---- DATA EXCERPTS

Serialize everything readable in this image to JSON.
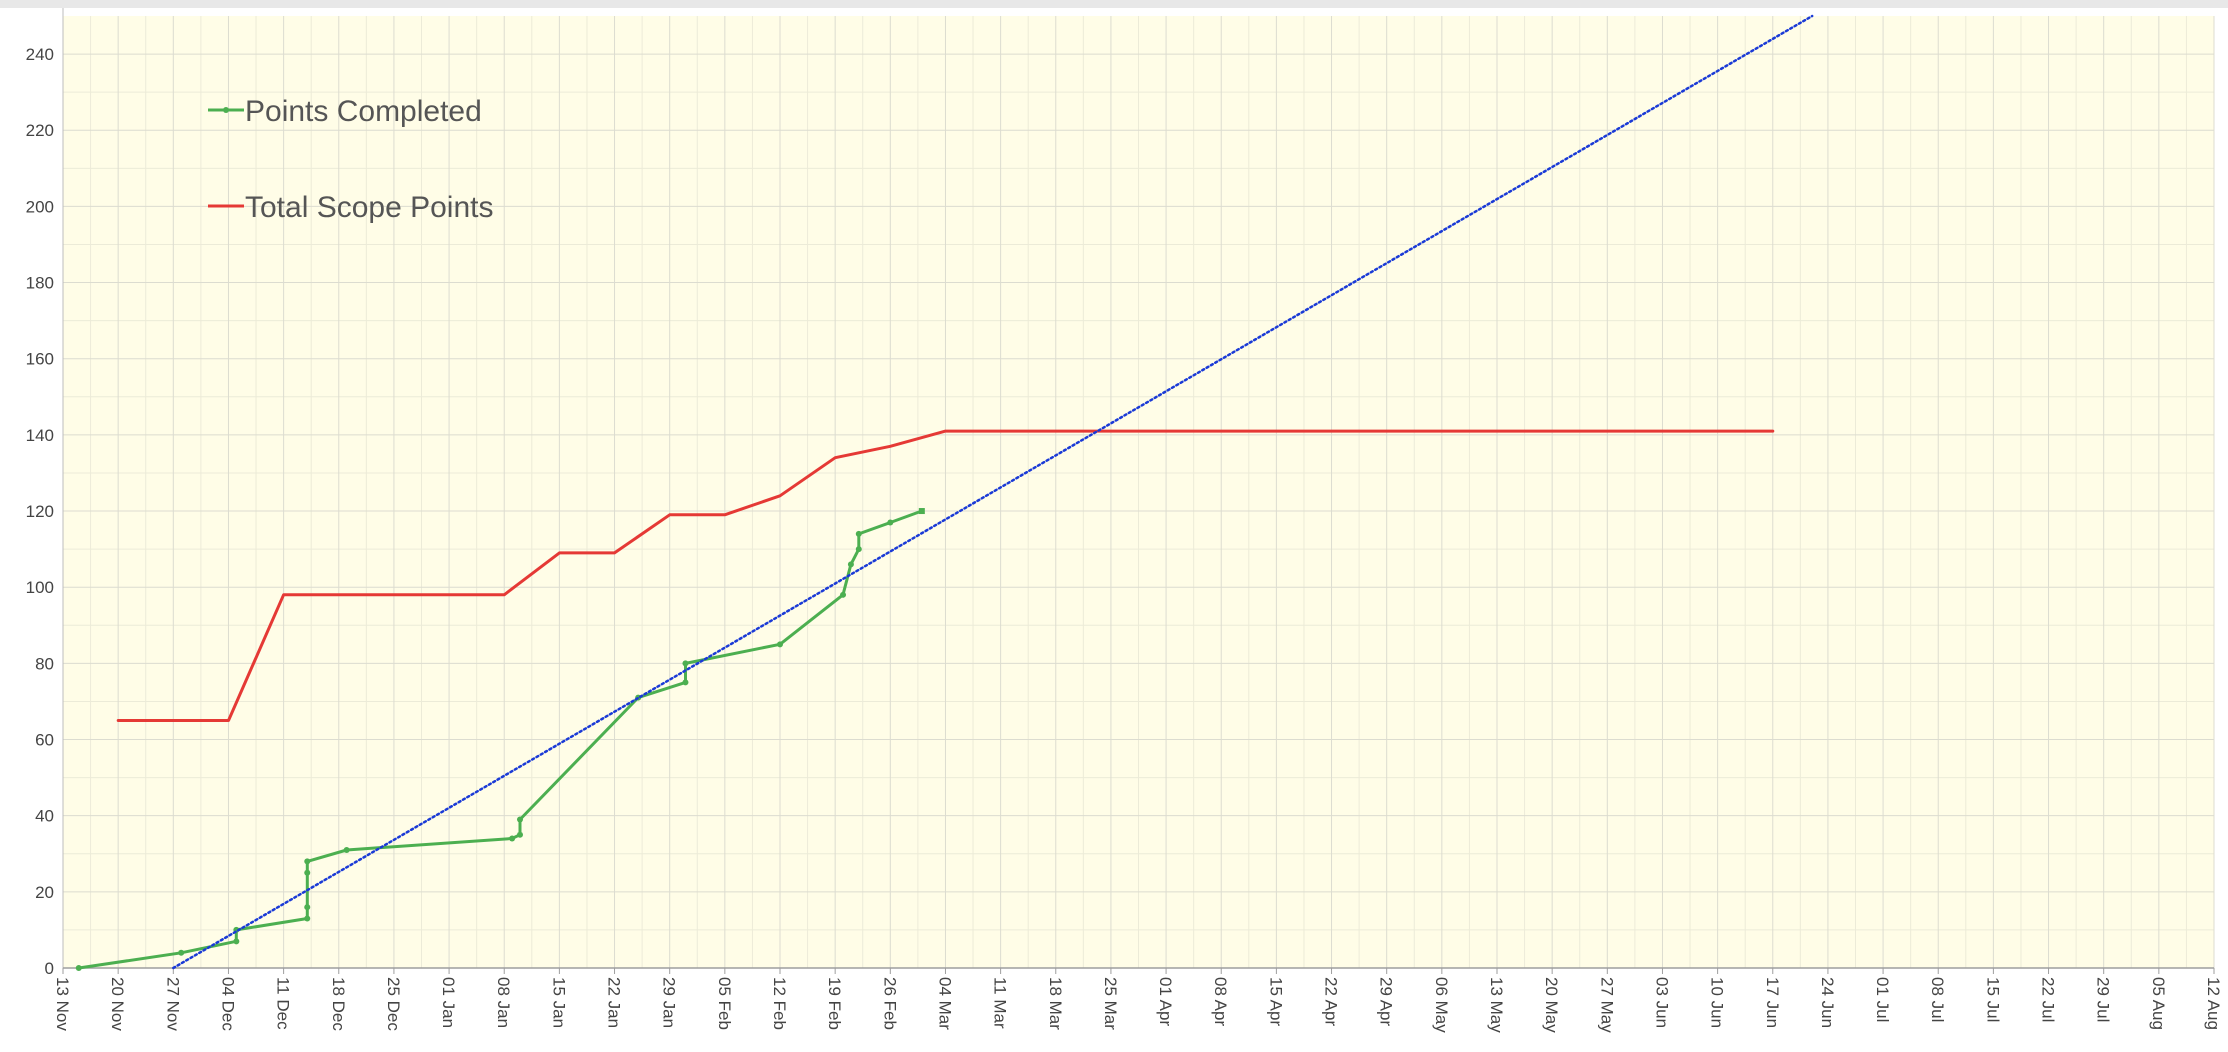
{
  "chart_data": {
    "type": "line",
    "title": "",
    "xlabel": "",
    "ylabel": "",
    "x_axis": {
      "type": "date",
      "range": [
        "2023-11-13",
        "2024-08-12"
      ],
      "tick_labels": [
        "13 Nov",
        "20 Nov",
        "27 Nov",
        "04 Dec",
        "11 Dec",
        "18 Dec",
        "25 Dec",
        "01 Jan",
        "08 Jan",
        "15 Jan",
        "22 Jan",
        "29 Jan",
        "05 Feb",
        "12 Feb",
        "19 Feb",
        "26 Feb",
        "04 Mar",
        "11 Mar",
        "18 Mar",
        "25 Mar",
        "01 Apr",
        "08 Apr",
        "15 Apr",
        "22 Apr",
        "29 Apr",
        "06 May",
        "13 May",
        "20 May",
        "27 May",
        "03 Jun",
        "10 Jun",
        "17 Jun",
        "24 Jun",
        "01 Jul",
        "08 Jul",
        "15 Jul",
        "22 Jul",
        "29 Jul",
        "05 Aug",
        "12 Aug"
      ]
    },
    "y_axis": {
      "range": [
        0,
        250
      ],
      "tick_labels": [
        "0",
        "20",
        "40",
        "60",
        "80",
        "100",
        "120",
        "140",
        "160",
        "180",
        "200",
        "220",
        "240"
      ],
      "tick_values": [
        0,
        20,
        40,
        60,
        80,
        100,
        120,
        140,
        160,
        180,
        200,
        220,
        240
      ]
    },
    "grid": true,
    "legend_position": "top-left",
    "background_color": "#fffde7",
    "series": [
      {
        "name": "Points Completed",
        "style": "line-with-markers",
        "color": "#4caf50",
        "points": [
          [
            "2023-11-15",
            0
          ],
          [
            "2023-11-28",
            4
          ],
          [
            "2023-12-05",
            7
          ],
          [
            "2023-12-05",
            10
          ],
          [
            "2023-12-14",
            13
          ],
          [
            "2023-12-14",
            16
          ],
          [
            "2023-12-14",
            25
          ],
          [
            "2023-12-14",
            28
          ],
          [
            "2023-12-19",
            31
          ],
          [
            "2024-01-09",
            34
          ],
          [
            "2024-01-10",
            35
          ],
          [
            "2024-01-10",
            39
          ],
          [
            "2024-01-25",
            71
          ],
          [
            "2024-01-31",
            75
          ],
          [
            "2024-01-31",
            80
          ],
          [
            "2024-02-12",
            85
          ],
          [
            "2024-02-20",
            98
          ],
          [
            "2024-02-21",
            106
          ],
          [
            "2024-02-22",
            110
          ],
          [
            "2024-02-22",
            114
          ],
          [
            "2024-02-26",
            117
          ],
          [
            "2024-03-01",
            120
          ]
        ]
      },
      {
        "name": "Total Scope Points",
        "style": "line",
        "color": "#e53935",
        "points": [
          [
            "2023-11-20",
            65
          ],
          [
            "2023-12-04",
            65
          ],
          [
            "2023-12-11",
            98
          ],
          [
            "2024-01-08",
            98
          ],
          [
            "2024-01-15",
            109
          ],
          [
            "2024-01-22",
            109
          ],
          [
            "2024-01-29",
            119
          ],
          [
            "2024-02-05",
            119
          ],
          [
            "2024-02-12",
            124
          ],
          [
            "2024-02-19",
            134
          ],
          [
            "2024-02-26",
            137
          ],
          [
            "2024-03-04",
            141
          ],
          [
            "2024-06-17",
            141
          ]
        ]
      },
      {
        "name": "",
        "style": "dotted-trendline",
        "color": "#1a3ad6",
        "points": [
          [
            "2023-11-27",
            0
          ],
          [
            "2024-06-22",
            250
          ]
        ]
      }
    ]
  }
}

--------

TASK DETAILS ▸
Copy out each line of the data containing the string "name".

WRITTEN ANSWER ▸
        "name": "Points Completed",
        "name": "Total Scope Points",
        "name": "",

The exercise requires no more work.